■ EXERCISE DETAILS ■
Set down the material below in full, matching it exactly.

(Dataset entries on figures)
-- Begin --
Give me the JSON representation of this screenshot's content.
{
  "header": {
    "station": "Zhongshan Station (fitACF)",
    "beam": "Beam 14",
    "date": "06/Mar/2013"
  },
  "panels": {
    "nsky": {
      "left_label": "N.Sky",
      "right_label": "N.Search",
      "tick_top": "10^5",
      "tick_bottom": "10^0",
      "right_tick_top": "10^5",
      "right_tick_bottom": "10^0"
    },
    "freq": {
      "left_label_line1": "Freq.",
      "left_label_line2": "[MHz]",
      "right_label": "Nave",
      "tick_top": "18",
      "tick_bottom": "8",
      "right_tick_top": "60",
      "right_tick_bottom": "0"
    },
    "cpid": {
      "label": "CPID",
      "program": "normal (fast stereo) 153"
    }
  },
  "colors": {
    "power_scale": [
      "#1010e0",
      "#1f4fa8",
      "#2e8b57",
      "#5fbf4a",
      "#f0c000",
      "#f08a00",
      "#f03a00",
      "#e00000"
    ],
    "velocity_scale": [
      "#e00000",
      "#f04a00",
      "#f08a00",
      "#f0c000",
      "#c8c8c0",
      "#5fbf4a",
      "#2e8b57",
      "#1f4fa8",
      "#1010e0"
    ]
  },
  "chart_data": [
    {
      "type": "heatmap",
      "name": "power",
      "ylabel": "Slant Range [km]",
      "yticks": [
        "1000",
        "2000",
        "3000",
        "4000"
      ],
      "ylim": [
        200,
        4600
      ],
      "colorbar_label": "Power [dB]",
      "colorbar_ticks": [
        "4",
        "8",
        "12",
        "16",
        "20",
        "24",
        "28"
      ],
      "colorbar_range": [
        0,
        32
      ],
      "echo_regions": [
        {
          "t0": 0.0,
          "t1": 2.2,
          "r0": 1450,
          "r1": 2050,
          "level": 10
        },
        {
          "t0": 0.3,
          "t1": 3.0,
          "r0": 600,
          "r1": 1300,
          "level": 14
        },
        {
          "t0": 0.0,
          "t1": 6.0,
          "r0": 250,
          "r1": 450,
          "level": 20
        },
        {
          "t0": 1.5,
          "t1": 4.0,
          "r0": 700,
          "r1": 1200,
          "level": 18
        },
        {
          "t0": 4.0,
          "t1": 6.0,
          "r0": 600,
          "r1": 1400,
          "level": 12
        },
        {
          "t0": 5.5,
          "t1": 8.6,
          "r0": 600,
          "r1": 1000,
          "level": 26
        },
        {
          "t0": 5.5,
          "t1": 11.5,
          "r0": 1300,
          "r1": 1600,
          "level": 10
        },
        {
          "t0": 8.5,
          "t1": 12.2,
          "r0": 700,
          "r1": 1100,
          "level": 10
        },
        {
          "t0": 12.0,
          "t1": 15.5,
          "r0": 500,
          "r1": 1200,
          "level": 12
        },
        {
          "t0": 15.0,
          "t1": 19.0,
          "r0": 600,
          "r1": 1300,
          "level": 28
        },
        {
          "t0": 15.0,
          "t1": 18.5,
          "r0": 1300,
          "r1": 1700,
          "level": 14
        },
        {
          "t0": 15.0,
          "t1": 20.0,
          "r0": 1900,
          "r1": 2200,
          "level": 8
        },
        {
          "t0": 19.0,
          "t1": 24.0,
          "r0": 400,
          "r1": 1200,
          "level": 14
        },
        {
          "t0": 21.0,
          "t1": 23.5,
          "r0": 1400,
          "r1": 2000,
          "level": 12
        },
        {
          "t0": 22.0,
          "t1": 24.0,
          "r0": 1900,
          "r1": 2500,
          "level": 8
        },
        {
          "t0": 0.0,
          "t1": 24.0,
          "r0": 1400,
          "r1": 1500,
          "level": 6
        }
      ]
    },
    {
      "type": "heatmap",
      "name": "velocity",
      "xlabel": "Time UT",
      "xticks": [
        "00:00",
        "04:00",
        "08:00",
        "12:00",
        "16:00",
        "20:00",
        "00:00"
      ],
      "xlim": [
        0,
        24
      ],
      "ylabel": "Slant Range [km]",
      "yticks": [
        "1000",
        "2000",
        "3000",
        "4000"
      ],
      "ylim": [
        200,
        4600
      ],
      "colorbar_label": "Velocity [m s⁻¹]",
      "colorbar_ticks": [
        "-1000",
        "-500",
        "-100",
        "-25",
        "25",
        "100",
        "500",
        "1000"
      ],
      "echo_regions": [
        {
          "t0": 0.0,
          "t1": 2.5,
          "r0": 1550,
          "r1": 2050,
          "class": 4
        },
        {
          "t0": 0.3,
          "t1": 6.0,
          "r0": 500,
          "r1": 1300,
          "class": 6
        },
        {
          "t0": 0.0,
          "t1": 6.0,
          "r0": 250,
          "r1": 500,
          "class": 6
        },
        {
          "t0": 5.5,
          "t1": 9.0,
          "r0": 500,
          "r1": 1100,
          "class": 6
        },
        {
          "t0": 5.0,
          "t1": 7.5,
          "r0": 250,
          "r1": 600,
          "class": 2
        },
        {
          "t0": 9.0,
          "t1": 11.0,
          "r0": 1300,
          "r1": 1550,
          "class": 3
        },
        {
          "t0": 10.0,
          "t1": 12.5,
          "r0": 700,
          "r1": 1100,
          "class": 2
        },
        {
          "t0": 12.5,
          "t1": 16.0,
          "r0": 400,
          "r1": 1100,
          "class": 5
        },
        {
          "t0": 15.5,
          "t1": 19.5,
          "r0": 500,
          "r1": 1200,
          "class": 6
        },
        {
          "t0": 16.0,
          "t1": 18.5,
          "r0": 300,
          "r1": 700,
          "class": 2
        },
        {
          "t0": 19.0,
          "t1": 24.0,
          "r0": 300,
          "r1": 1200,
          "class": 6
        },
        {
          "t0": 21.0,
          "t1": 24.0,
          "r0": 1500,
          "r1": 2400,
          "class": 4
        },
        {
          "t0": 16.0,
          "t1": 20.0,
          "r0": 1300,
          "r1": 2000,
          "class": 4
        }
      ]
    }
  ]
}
-- End --
■ EXERCISE ANSWER ■
Give me the JSON representation of this screenshot's content.
{
  "header": {
    "station": "Zhongshan Station (fitACF)",
    "beam": "Beam 14",
    "date": "06/Mar/2013"
  },
  "panels": {
    "nsky": {
      "left_label": "N.Sky",
      "right_label": "N.Search",
      "tick_top": "10^5",
      "tick_bottom": "10^0",
      "right_tick_top": "10^5",
      "right_tick_bottom": "10^0"
    },
    "freq": {
      "left_label_line1": "Freq.",
      "left_label_line2": "[MHz]",
      "right_label": "Nave",
      "tick_top": "18",
      "tick_bottom": "8",
      "right_tick_top": "60",
      "right_tick_bottom": "0"
    },
    "cpid": {
      "label": "CPID",
      "program": "normal (fast stereo) 153"
    }
  },
  "colors": {
    "power_scale": [
      "#1010e0",
      "#1f4fa8",
      "#2e8b57",
      "#5fbf4a",
      "#f0c000",
      "#f08a00",
      "#f03a00",
      "#e00000"
    ],
    "velocity_scale": [
      "#e00000",
      "#f04a00",
      "#f08a00",
      "#f0c000",
      "#c8c8c0",
      "#5fbf4a",
      "#2e8b57",
      "#1f4fa8",
      "#1010e0"
    ]
  },
  "chart_data": [
    {
      "type": "heatmap",
      "name": "power",
      "ylabel": "Slant Range [km]",
      "yticks": [
        "1000",
        "2000",
        "3000",
        "4000"
      ],
      "ylim": [
        200,
        4600
      ],
      "colorbar_label": "Power [dB]",
      "colorbar_ticks": [
        "4",
        "8",
        "12",
        "16",
        "20",
        "24",
        "28"
      ],
      "colorbar_range": [
        0,
        32
      ],
      "echo_regions": [
        {
          "t0": 0.0,
          "t1": 2.2,
          "r0": 1450,
          "r1": 2050,
          "level": 10
        },
        {
          "t0": 0.3,
          "t1": 3.0,
          "r0": 600,
          "r1": 1300,
          "level": 14
        },
        {
          "t0": 0.0,
          "t1": 6.0,
          "r0": 250,
          "r1": 450,
          "level": 20
        },
        {
          "t0": 1.5,
          "t1": 4.0,
          "r0": 700,
          "r1": 1200,
          "level": 18
        },
        {
          "t0": 4.0,
          "t1": 6.0,
          "r0": 600,
          "r1": 1400,
          "level": 12
        },
        {
          "t0": 5.5,
          "t1": 8.6,
          "r0": 600,
          "r1": 1000,
          "level": 26
        },
        {
          "t0": 5.5,
          "t1": 11.5,
          "r0": 1300,
          "r1": 1600,
          "level": 10
        },
        {
          "t0": 8.5,
          "t1": 12.2,
          "r0": 700,
          "r1": 1100,
          "level": 10
        },
        {
          "t0": 12.0,
          "t1": 15.5,
          "r0": 500,
          "r1": 1200,
          "level": 12
        },
        {
          "t0": 15.0,
          "t1": 19.0,
          "r0": 600,
          "r1": 1300,
          "level": 28
        },
        {
          "t0": 15.0,
          "t1": 18.5,
          "r0": 1300,
          "r1": 1700,
          "level": 14
        },
        {
          "t0": 15.0,
          "t1": 20.0,
          "r0": 1900,
          "r1": 2200,
          "level": 8
        },
        {
          "t0": 19.0,
          "t1": 24.0,
          "r0": 400,
          "r1": 1200,
          "level": 14
        },
        {
          "t0": 21.0,
          "t1": 23.5,
          "r0": 1400,
          "r1": 2000,
          "level": 12
        },
        {
          "t0": 22.0,
          "t1": 24.0,
          "r0": 1900,
          "r1": 2500,
          "level": 8
        },
        {
          "t0": 0.0,
          "t1": 24.0,
          "r0": 1400,
          "r1": 1500,
          "level": 6
        }
      ]
    },
    {
      "type": "heatmap",
      "name": "velocity",
      "xlabel": "Time UT",
      "xticks": [
        "00:00",
        "04:00",
        "08:00",
        "12:00",
        "16:00",
        "20:00",
        "00:00"
      ],
      "xlim": [
        0,
        24
      ],
      "ylabel": "Slant Range [km]",
      "yticks": [
        "1000",
        "2000",
        "3000",
        "4000"
      ],
      "ylim": [
        200,
        4600
      ],
      "colorbar_label": "Velocity [m s⁻¹]",
      "colorbar_ticks": [
        "-1000",
        "-500",
        "-100",
        "-25",
        "25",
        "100",
        "500",
        "1000"
      ],
      "echo_regions": [
        {
          "t0": 0.0,
          "t1": 2.5,
          "r0": 1550,
          "r1": 2050,
          "class": 4
        },
        {
          "t0": 0.3,
          "t1": 6.0,
          "r0": 500,
          "r1": 1300,
          "class": 6
        },
        {
          "t0": 0.0,
          "t1": 6.0,
          "r0": 250,
          "r1": 500,
          "class": 6
        },
        {
          "t0": 5.5,
          "t1": 9.0,
          "r0": 500,
          "r1": 1100,
          "class": 6
        },
        {
          "t0": 5.0,
          "t1": 7.5,
          "r0": 250,
          "r1": 600,
          "class": 2
        },
        {
          "t0": 9.0,
          "t1": 11.0,
          "r0": 1300,
          "r1": 1550,
          "class": 3
        },
        {
          "t0": 10.0,
          "t1": 12.5,
          "r0": 700,
          "r1": 1100,
          "class": 2
        },
        {
          "t0": 12.5,
          "t1": 16.0,
          "r0": 400,
          "r1": 1100,
          "class": 5
        },
        {
          "t0": 15.5,
          "t1": 19.5,
          "r0": 500,
          "r1": 1200,
          "class": 6
        },
        {
          "t0": 16.0,
          "t1": 18.5,
          "r0": 300,
          "r1": 700,
          "class": 2
        },
        {
          "t0": 19.0,
          "t1": 24.0,
          "r0": 300,
          "r1": 1200,
          "class": 6
        },
        {
          "t0": 21.0,
          "t1": 24.0,
          "r0": 1500,
          "r1": 2400,
          "class": 4
        },
        {
          "t0": 16.0,
          "t1": 20.0,
          "r0": 1300,
          "r1": 2000,
          "class": 4
        }
      ]
    }
  ]
}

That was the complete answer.